**GIVEN TASK:**
Retype every row below character for character, with nothing left out or changed.

--- begin RECORDS SHOWN ---

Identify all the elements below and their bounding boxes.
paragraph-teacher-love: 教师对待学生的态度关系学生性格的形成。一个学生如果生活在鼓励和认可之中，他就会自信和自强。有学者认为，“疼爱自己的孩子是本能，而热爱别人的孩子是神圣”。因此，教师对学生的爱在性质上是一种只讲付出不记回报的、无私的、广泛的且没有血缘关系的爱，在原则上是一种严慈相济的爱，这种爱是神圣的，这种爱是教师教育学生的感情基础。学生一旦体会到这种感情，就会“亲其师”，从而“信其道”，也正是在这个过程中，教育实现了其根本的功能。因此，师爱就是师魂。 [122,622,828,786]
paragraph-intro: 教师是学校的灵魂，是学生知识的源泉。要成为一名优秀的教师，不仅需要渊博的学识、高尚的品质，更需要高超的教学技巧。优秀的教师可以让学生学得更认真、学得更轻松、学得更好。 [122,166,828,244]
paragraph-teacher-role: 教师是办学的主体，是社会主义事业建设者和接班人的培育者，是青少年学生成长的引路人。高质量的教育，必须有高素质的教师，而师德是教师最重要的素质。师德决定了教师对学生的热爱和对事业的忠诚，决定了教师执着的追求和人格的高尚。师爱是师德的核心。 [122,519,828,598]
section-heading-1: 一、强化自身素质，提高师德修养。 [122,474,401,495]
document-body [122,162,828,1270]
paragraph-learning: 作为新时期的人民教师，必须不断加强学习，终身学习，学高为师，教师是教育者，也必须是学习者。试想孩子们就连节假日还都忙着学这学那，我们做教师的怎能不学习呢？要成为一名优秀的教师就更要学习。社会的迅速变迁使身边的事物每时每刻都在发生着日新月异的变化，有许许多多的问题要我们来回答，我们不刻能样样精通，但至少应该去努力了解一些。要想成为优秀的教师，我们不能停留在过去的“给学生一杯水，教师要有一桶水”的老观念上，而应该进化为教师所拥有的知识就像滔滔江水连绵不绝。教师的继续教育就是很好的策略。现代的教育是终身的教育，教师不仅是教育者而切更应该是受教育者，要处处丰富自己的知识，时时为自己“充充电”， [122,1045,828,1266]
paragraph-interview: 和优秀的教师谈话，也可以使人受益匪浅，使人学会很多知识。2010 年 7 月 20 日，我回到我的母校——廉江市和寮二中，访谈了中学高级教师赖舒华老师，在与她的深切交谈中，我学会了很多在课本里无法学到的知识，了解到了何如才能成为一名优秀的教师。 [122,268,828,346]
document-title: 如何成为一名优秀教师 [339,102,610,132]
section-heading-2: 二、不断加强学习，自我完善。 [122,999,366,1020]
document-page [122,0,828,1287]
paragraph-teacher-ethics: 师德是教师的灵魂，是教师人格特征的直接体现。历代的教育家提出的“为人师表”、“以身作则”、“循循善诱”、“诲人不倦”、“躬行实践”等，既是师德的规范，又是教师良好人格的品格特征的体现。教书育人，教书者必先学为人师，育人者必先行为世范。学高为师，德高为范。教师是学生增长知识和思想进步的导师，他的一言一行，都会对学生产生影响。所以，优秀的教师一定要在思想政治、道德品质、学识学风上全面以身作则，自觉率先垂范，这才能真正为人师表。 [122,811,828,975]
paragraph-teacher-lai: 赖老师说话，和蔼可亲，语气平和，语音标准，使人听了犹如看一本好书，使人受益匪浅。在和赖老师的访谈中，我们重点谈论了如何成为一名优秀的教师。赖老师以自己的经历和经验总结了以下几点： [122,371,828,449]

--- end RECORDS SHOWN ---

**RESPONSE BELOW:**
Identify all the elements below and their bounding boxes.
paragraph-teacher-love: 教师对待学生的态度关系学生性格的形成。一个学生如果生活在鼓励和认可之中，他就会自信和自强。有学者认为，“疼爱自己的孩子是本能，而热爱别人的孩子是神圣”。因此，教师对学生的爱在性质上是一种只讲付出不记回报的、无私的、广泛的且没有血缘关系的爱，在原则上是一种严慈相济的爱，这种爱是神圣的，这种爱是教师教育学生的感情基础。学生一旦体会到这种感情，就会“亲其师”，从而“信其道”，也正是在这个过程中，教育实现了其根本的功能。因此，师爱就是师魂。 [122,622,828,786]
paragraph-intro: 教师是学校的灵魂，是学生知识的源泉。要成为一名优秀的教师，不仅需要渊博的学识、高尚的品质，更需要高超的教学技巧。优秀的教师可以让学生学得更认真、学得更轻松、学得更好。 [122,166,828,244]
paragraph-teacher-role: 教师是办学的主体，是社会主义事业建设者和接班人的培育者，是青少年学生成长的引路人。高质量的教育，必须有高素质的教师，而师德是教师最重要的素质。师德决定了教师对学生的热爱和对事业的忠诚，决定了教师执着的追求和人格的高尚。师爱是师德的核心。 [122,519,828,598]
section-heading-1: 一、强化自身素质，提高师德修养。 [122,474,401,495]
document-body [122,162,828,1270]
paragraph-learning: 作为新时期的人民教师，必须不断加强学习，终身学习，学高为师，教师是教育者，也必须是学习者。试想孩子们就连节假日还都忙着学这学那，我们做教师的怎能不学习呢？要成为一名优秀的教师就更要学习。社会的迅速变迁使身边的事物每时每刻都在发生着日新月异的变化，有许许多多的问题要我们来回答，我们不刻能样样精通，但至少应该去努力了解一些。要想成为优秀的教师，我们不能停留在过去的“给学生一杯水，教师要有一桶水”的老观念上，而应该进化为教师所拥有的知识就像滔滔江水连绵不绝。教师的继续教育就是很好的策略。现代的教育是终身的教育，教师不仅是教育者而切更应该是受教育者，要处处丰富自己的知识，时时为自己“充充电”， [122,1045,828,1266]
paragraph-interview: 和优秀的教师谈话，也可以使人受益匪浅，使人学会很多知识。2010 年 7 月 20 日，我回到我的母校——廉江市和寮二中，访谈了中学高级教师赖舒华老师，在与她的深切交谈中，我学会了很多在课本里无法学到的知识，了解到了何如才能成为一名优秀的教师。 [122,268,828,346]
document-title: 如何成为一名优秀教师 [339,102,610,132]
section-heading-2: 二、不断加强学习，自我完善。 [122,999,366,1020]
document-page [122,0,828,1287]
paragraph-teacher-ethics: 师德是教师的灵魂，是教师人格特征的直接体现。历代的教育家提出的“为人师表”、“以身作则”、“循循善诱”、“诲人不倦”、“躬行实践”等，既是师德的规范，又是教师良好人格的品格特征的体现。教书育人，教书者必先学为人师，育人者必先行为世范。学高为师，德高为范。教师是学生增长知识和思想进步的导师，他的一言一行，都会对学生产生影响。所以，优秀的教师一定要在思想政治、道德品质、学识学风上全面以身作则，自觉率先垂范，这才能真正为人师表。 [122,811,828,975]
paragraph-teacher-lai: 赖老师说话，和蔼可亲，语气平和，语音标准，使人听了犹如看一本好书，使人受益匪浅。在和赖老师的访谈中，我们重点谈论了如何成为一名优秀的教师。赖老师以自己的经历和经验总结了以下几点： [122,371,828,449]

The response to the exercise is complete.